__AIM__
Reproduce the data below with every instance of "gridline" swapped for "grid-line", leaving everything else the same and omitting the pictures.

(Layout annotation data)
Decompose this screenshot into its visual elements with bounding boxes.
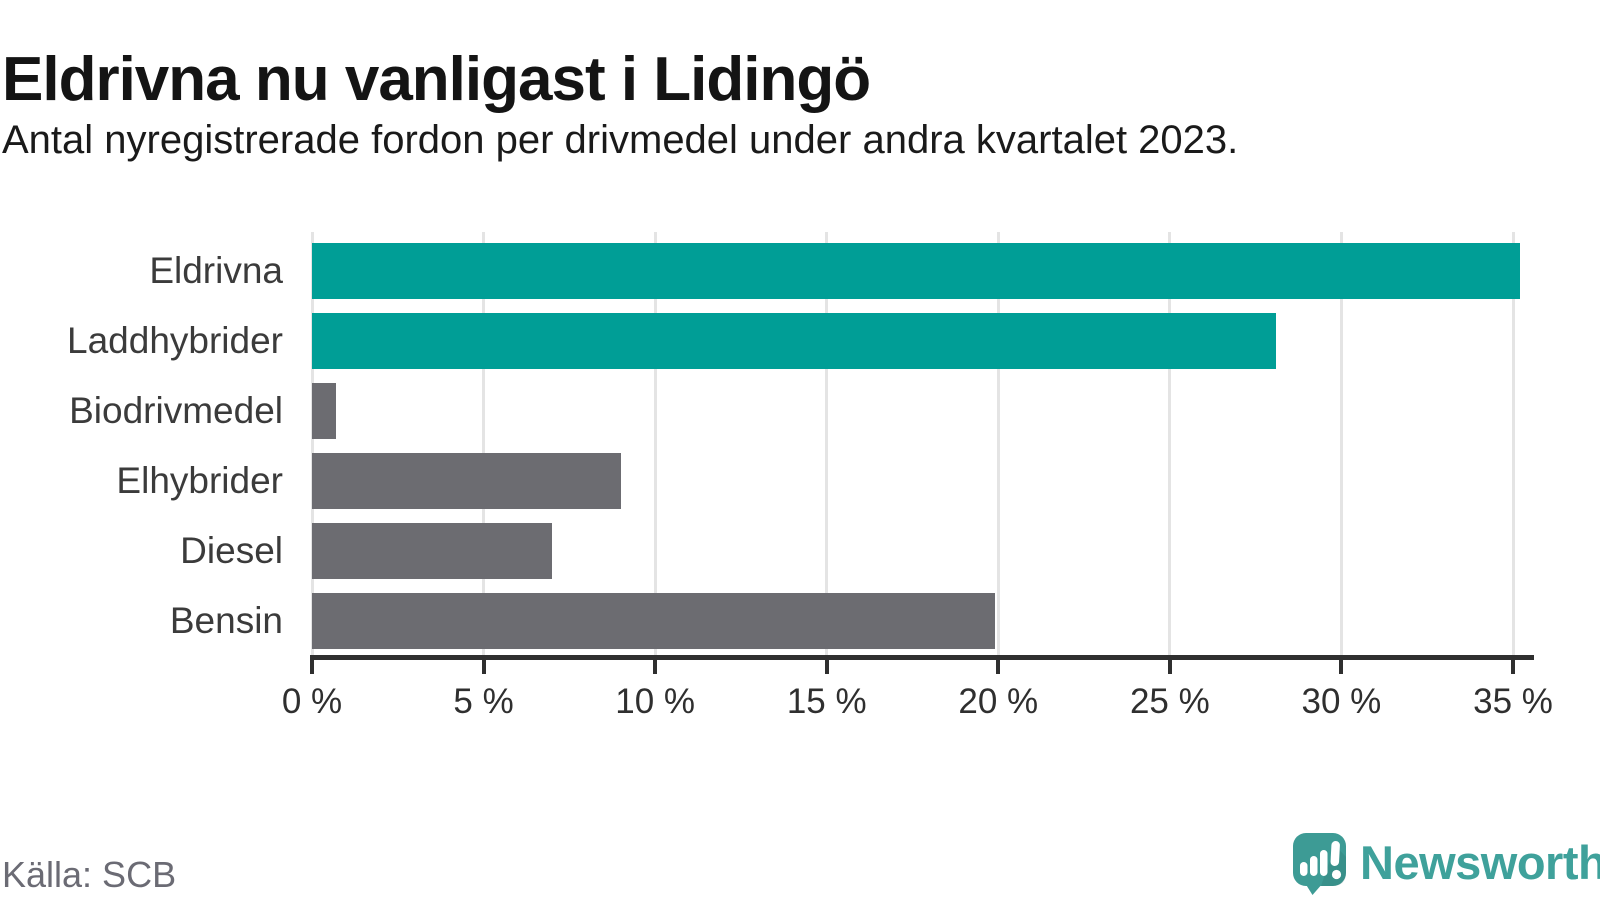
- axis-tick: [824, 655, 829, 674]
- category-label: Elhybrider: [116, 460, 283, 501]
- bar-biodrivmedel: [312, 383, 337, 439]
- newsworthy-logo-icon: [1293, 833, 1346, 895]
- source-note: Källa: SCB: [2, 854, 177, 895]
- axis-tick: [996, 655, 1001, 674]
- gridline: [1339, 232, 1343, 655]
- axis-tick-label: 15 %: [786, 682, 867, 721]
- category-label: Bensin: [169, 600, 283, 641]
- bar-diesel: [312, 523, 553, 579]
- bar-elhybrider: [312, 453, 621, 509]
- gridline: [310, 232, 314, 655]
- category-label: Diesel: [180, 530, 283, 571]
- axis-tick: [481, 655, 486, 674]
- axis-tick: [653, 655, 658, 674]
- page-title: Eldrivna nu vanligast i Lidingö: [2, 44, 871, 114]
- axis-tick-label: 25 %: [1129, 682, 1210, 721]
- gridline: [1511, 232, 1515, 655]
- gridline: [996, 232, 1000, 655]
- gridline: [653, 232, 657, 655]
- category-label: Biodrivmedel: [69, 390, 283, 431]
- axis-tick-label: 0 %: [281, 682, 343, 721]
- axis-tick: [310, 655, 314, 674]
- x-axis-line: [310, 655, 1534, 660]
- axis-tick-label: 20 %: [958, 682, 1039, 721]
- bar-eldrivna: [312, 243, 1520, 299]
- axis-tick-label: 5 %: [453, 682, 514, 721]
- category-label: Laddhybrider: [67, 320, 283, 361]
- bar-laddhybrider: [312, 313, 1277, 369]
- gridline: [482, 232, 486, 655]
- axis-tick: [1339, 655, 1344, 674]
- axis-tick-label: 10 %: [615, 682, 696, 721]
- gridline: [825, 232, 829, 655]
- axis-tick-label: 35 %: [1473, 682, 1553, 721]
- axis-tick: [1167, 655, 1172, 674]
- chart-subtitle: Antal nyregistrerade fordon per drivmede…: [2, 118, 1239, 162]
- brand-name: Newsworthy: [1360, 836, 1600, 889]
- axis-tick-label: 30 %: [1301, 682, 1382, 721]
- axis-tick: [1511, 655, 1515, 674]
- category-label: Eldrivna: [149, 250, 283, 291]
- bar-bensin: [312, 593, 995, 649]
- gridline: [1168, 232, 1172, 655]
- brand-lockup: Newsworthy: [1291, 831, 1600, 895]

__TASK SOLUTION__
Decompose this screenshot into its visual elements with bounding boxes.
- axis-tick: [824, 655, 829, 674]
- category-label: Elhybrider: [116, 460, 283, 501]
- bar-biodrivmedel: [312, 383, 337, 439]
- newsworthy-logo-icon: [1293, 833, 1346, 895]
- source-note: Källa: SCB: [2, 854, 177, 895]
- axis-tick: [996, 655, 1001, 674]
- grid-line: [1339, 232, 1343, 655]
- axis-tick-label: 15 %: [786, 682, 867, 721]
- category-label: Bensin: [169, 600, 283, 641]
- bar-diesel: [312, 523, 553, 579]
- bar-elhybrider: [312, 453, 621, 509]
- grid-line: [310, 232, 314, 655]
- category-label: Diesel: [180, 530, 283, 571]
- axis-tick: [481, 655, 486, 674]
- axis-tick: [653, 655, 658, 674]
- page-title: Eldrivna nu vanligast i Lidingö: [2, 44, 871, 114]
- axis-tick-label: 25 %: [1129, 682, 1210, 721]
- grid-line: [1511, 232, 1515, 655]
- grid-line: [996, 232, 1000, 655]
- grid-line: [653, 232, 657, 655]
- category-label: Biodrivmedel: [69, 390, 283, 431]
- axis-tick-label: 0 %: [281, 682, 343, 721]
- axis-tick: [310, 655, 314, 674]
- x-axis-line: [310, 655, 1534, 660]
- axis-tick-label: 20 %: [958, 682, 1039, 721]
- bar-eldrivna: [312, 243, 1520, 299]
- axis-tick-label: 5 %: [453, 682, 514, 721]
- category-label: Laddhybrider: [67, 320, 283, 361]
- bar-laddhybrider: [312, 313, 1277, 369]
- grid-line: [482, 232, 486, 655]
- axis-tick: [1339, 655, 1344, 674]
- axis-tick-label: 10 %: [615, 682, 696, 721]
- grid-line: [825, 232, 829, 655]
- axis-tick-label: 35 %: [1473, 682, 1553, 721]
- axis-tick: [1167, 655, 1172, 674]
- chart-subtitle: Antal nyregistrerade fordon per drivmede…: [2, 118, 1239, 162]
- brand-name: Newsworthy: [1360, 836, 1600, 889]
- axis-tick-label: 30 %: [1301, 682, 1382, 721]
- axis-tick: [1511, 655, 1515, 674]
- category-label: Eldrivna: [149, 250, 283, 291]
- bar-bensin: [312, 593, 995, 649]
- grid-line: [1168, 232, 1172, 655]
- brand-lockup: Newsworthy: [1291, 831, 1600, 895]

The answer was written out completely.